** start of Records provided **

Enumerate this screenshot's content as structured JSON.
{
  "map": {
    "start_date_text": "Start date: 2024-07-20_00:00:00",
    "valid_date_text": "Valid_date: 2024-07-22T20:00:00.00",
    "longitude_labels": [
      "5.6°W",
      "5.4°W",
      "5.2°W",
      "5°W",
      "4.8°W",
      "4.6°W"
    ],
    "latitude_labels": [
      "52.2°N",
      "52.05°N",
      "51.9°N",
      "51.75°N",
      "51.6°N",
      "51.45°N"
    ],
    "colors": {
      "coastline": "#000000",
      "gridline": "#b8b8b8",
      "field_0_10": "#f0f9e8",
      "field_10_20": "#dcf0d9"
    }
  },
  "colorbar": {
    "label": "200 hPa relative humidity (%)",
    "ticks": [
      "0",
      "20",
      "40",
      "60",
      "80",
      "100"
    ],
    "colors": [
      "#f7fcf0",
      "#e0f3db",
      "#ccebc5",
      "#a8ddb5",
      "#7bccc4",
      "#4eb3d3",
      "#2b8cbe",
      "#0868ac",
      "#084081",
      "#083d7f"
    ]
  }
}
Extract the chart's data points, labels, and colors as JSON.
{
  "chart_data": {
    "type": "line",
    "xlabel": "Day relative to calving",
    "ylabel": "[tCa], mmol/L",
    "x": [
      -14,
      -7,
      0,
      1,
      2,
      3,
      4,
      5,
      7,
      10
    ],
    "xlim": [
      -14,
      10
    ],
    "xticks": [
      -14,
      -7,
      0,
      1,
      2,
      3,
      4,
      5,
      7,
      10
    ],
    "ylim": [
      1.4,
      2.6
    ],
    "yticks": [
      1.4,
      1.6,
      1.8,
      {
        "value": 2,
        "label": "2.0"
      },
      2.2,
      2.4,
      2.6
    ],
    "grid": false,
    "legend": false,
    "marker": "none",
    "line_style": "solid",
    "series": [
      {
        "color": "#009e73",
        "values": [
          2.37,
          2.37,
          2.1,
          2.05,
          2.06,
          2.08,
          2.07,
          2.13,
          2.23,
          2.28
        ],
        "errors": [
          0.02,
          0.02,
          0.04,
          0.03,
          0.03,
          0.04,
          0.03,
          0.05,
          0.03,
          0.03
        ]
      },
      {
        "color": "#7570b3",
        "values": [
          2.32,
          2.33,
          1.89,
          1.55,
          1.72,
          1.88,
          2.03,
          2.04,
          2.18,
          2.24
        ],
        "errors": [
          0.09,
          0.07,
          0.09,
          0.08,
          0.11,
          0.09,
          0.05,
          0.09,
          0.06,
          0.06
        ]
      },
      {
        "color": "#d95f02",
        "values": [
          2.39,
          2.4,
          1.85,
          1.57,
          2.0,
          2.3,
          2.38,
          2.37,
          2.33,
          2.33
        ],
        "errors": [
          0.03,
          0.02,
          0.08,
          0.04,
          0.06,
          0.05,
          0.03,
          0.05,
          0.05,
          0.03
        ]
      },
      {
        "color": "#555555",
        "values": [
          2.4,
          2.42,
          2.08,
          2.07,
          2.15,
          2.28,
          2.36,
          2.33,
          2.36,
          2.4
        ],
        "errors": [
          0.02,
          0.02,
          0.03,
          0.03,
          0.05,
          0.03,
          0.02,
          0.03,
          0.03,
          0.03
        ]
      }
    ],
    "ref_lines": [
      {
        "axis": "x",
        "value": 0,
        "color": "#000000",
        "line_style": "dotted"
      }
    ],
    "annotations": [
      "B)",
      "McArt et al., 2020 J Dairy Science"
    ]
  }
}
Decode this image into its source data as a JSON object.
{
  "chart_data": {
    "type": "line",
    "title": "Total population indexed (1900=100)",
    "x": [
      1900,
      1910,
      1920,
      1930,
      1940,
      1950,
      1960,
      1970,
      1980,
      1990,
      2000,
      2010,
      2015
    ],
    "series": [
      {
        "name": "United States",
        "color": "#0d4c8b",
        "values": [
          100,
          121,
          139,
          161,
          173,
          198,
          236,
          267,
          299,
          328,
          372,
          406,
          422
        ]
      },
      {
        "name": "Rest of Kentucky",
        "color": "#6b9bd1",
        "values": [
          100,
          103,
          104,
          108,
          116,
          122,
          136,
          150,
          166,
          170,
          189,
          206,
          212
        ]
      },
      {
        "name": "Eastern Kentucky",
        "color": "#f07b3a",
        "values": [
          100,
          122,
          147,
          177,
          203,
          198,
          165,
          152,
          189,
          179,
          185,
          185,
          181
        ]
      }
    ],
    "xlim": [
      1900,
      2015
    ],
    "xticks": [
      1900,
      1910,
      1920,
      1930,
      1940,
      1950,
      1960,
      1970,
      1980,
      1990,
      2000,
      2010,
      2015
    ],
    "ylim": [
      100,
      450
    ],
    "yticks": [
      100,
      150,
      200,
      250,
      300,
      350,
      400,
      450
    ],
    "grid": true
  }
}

** end of Records provided **

Check each line above for the string "name" and show the ones that have it.

- Complete output
        "name": "United States",
        "name": "Rest of Kentucky",
        "name": "Eastern Kentucky",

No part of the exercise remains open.